• What to do: Write each line out again exactly as written.

########################################

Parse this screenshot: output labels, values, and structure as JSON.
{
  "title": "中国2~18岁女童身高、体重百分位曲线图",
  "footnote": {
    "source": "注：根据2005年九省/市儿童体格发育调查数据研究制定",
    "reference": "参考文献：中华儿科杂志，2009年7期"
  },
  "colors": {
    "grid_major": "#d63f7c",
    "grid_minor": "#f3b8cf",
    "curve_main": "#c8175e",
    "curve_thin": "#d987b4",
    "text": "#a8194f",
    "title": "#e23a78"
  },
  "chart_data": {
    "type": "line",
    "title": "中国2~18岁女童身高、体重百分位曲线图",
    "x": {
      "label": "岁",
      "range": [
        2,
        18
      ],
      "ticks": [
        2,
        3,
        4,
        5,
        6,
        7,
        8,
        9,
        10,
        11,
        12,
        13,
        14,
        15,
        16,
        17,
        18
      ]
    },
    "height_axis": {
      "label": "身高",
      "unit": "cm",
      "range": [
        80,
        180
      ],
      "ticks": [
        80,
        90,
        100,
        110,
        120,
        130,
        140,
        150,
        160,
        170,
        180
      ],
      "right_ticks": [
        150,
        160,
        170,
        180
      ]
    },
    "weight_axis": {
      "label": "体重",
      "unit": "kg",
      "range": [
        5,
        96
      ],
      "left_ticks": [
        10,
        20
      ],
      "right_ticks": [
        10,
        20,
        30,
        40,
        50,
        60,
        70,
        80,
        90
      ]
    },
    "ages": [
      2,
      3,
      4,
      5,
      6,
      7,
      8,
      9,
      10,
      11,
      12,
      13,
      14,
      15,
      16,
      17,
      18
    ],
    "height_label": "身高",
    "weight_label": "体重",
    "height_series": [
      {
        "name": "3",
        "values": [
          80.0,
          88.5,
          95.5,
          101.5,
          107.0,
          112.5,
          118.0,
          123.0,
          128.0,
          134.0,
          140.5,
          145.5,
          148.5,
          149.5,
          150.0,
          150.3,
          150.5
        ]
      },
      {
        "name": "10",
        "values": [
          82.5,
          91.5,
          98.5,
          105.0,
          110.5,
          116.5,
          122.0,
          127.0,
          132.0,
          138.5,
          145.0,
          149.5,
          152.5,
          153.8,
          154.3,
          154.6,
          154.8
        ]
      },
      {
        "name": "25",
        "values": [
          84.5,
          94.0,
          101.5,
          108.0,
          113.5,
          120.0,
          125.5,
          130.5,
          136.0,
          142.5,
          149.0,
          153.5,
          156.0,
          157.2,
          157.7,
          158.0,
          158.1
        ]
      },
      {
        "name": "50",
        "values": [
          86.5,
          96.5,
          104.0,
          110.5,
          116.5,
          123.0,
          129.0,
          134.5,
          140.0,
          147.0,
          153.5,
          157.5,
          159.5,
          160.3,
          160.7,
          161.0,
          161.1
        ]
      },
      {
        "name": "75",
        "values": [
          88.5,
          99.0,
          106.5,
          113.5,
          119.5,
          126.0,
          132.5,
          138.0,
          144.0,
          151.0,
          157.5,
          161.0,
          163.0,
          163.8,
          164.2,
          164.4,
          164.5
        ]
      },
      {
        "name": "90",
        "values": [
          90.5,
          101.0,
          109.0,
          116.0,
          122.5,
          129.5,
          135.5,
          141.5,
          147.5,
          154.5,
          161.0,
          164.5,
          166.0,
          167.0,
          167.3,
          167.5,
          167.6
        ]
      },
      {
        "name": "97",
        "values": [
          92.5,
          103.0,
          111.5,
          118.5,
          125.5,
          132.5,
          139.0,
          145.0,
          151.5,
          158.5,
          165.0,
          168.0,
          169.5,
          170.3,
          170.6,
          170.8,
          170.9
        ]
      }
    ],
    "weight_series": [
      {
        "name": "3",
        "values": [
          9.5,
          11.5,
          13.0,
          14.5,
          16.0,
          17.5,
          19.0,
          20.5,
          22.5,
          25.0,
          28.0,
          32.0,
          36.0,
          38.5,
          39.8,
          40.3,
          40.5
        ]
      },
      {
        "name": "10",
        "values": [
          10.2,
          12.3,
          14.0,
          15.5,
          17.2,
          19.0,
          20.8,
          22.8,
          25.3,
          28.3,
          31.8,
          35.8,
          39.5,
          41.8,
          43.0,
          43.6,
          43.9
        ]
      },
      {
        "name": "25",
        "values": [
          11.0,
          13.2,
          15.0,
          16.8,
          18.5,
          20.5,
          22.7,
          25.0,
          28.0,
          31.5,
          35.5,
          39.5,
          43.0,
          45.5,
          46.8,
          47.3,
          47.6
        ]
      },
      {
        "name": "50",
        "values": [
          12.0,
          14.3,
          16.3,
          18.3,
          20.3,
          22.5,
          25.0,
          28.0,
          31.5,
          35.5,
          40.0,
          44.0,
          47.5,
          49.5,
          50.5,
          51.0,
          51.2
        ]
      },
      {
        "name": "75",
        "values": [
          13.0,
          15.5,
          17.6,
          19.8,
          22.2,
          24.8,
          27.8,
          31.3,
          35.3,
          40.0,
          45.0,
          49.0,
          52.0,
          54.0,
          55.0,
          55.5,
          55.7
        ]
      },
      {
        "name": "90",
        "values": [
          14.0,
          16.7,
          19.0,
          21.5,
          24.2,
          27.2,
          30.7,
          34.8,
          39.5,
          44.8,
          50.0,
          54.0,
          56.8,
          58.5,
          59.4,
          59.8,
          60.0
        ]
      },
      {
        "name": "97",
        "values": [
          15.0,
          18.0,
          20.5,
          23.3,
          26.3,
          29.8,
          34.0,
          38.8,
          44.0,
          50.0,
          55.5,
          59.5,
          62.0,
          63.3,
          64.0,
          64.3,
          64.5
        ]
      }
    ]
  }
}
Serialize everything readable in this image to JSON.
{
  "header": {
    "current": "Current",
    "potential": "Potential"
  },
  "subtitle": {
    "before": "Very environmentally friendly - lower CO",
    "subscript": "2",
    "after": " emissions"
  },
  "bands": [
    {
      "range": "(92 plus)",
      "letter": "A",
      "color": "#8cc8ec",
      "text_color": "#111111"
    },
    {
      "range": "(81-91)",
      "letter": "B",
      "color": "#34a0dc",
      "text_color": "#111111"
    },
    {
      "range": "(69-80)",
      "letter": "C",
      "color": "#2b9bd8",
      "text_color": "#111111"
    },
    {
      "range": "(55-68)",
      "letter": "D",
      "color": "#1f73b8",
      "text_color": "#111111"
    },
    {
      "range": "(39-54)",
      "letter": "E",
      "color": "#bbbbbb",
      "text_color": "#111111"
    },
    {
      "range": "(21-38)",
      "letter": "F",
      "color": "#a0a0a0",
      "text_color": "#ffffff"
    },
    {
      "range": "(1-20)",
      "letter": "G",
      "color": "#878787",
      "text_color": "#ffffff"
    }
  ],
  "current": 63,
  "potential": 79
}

########################################

• Written answer:
Parse this screenshot: output labels, values, and structure as JSON.
{
  "title": "中国2~18岁女童身高、体重百分位曲线图",
  "footnote": {
    "source": "注：根据2005年九省/市儿童体格发育调查数据研究制定",
    "reference": "参考文献：中华儿科杂志，2009年7期"
  },
  "colors": {
    "grid_major": "#d63f7c",
    "grid_minor": "#f3b8cf",
    "curve_main": "#c8175e",
    "curve_thin": "#d987b4",
    "text": "#a8194f",
    "title": "#e23a78"
  },
  "chart_data": {
    "type": "line",
    "title": "中国2~18岁女童身高、体重百分位曲线图",
    "x": {
      "label": "岁",
      "range": [
        2,
        18
      ],
      "ticks": [
        2,
        3,
        4,
        5,
        6,
        7,
        8,
        9,
        10,
        11,
        12,
        13,
        14,
        15,
        16,
        17,
        18
      ]
    },
    "height_axis": {
      "label": "身高",
      "unit": "cm",
      "range": [
        80,
        180
      ],
      "ticks": [
        80,
        90,
        100,
        110,
        120,
        130,
        140,
        150,
        160,
        170,
        180
      ],
      "right_ticks": [
        150,
        160,
        170,
        180
      ]
    },
    "weight_axis": {
      "label": "体重",
      "unit": "kg",
      "range": [
        5,
        96
      ],
      "left_ticks": [
        10,
        20
      ],
      "right_ticks": [
        10,
        20,
        30,
        40,
        50,
        60,
        70,
        80,
        90
      ]
    },
    "ages": [
      2,
      3,
      4,
      5,
      6,
      7,
      8,
      9,
      10,
      11,
      12,
      13,
      14,
      15,
      16,
      17,
      18
    ],
    "height_label": "身高",
    "weight_label": "体重",
    "height_series": [
      {
        "name": "3",
        "values": [
          80.0,
          88.5,
          95.5,
          101.5,
          107.0,
          112.5,
          118.0,
          123.0,
          128.0,
          134.0,
          140.5,
          145.5,
          148.5,
          149.5,
          150.0,
          150.3,
          150.5
        ]
      },
      {
        "name": "10",
        "values": [
          82.5,
          91.5,
          98.5,
          105.0,
          110.5,
          116.5,
          122.0,
          127.0,
          132.0,
          138.5,
          145.0,
          149.5,
          152.5,
          153.8,
          154.3,
          154.6,
          154.8
        ]
      },
      {
        "name": "25",
        "values": [
          84.5,
          94.0,
          101.5,
          108.0,
          113.5,
          120.0,
          125.5,
          130.5,
          136.0,
          142.5,
          149.0,
          153.5,
          156.0,
          157.2,
          157.7,
          158.0,
          158.1
        ]
      },
      {
        "name": "50",
        "values": [
          86.5,
          96.5,
          104.0,
          110.5,
          116.5,
          123.0,
          129.0,
          134.5,
          140.0,
          147.0,
          153.5,
          157.5,
          159.5,
          160.3,
          160.7,
          161.0,
          161.1
        ]
      },
      {
        "name": "75",
        "values": [
          88.5,
          99.0,
          106.5,
          113.5,
          119.5,
          126.0,
          132.5,
          138.0,
          144.0,
          151.0,
          157.5,
          161.0,
          163.0,
          163.8,
          164.2,
          164.4,
          164.5
        ]
      },
      {
        "name": "90",
        "values": [
          90.5,
          101.0,
          109.0,
          116.0,
          122.5,
          129.5,
          135.5,
          141.5,
          147.5,
          154.5,
          161.0,
          164.5,
          166.0,
          167.0,
          167.3,
          167.5,
          167.6
        ]
      },
      {
        "name": "97",
        "values": [
          92.5,
          103.0,
          111.5,
          118.5,
          125.5,
          132.5,
          139.0,
          145.0,
          151.5,
          158.5,
          165.0,
          168.0,
          169.5,
          170.3,
          170.6,
          170.8,
          170.9
        ]
      }
    ],
    "weight_series": [
      {
        "name": "3",
        "values": [
          9.5,
          11.5,
          13.0,
          14.5,
          16.0,
          17.5,
          19.0,
          20.5,
          22.5,
          25.0,
          28.0,
          32.0,
          36.0,
          38.5,
          39.8,
          40.3,
          40.5
        ]
      },
      {
        "name": "10",
        "values": [
          10.2,
          12.3,
          14.0,
          15.5,
          17.2,
          19.0,
          20.8,
          22.8,
          25.3,
          28.3,
          31.8,
          35.8,
          39.5,
          41.8,
          43.0,
          43.6,
          43.9
        ]
      },
      {
        "name": "25",
        "values": [
          11.0,
          13.2,
          15.0,
          16.8,
          18.5,
          20.5,
          22.7,
          25.0,
          28.0,
          31.5,
          35.5,
          39.5,
          43.0,
          45.5,
          46.8,
          47.3,
          47.6
        ]
      },
      {
        "name": "50",
        "values": [
          12.0,
          14.3,
          16.3,
          18.3,
          20.3,
          22.5,
          25.0,
          28.0,
          31.5,
          35.5,
          40.0,
          44.0,
          47.5,
          49.5,
          50.5,
          51.0,
          51.2
        ]
      },
      {
        "name": "75",
        "values": [
          13.0,
          15.5,
          17.6,
          19.8,
          22.2,
          24.8,
          27.8,
          31.3,
          35.3,
          40.0,
          45.0,
          49.0,
          52.0,
          54.0,
          55.0,
          55.5,
          55.7
        ]
      },
      {
        "name": "90",
        "values": [
          14.0,
          16.7,
          19.0,
          21.5,
          24.2,
          27.2,
          30.7,
          34.8,
          39.5,
          44.8,
          50.0,
          54.0,
          56.8,
          58.5,
          59.4,
          59.8,
          60.0
        ]
      },
      {
        "name": "97",
        "values": [
          15.0,
          18.0,
          20.5,
          23.3,
          26.3,
          29.8,
          34.0,
          38.8,
          44.0,
          50.0,
          55.5,
          59.5,
          62.0,
          63.3,
          64.0,
          64.3,
          64.5
        ]
      }
    ]
  }
}
Serialize everything readable in this image to JSON.
{
  "header": {
    "current": "Current",
    "potential": "Potential"
  },
  "subtitle": {
    "before": "Very environmentally friendly - lower CO",
    "subscript": "2",
    "after": " emissions"
  },
  "bands": [
    {
      "range": "(92 plus)",
      "letter": "A",
      "color": "#8cc8ec",
      "text_color": "#111111"
    },
    {
      "range": "(81-91)",
      "letter": "B",
      "color": "#34a0dc",
      "text_color": "#111111"
    },
    {
      "range": "(69-80)",
      "letter": "C",
      "color": "#2b9bd8",
      "text_color": "#111111"
    },
    {
      "range": "(55-68)",
      "letter": "D",
      "color": "#1f73b8",
      "text_color": "#111111"
    },
    {
      "range": "(39-54)",
      "letter": "E",
      "color": "#bbbbbb",
      "text_color": "#111111"
    },
    {
      "range": "(21-38)",
      "letter": "F",
      "color": "#a0a0a0",
      "text_color": "#ffffff"
    },
    {
      "range": "(1-20)",
      "letter": "G",
      "color": "#878787",
      "text_color": "#ffffff"
    }
  ],
  "current": 63,
  "potential": 79
}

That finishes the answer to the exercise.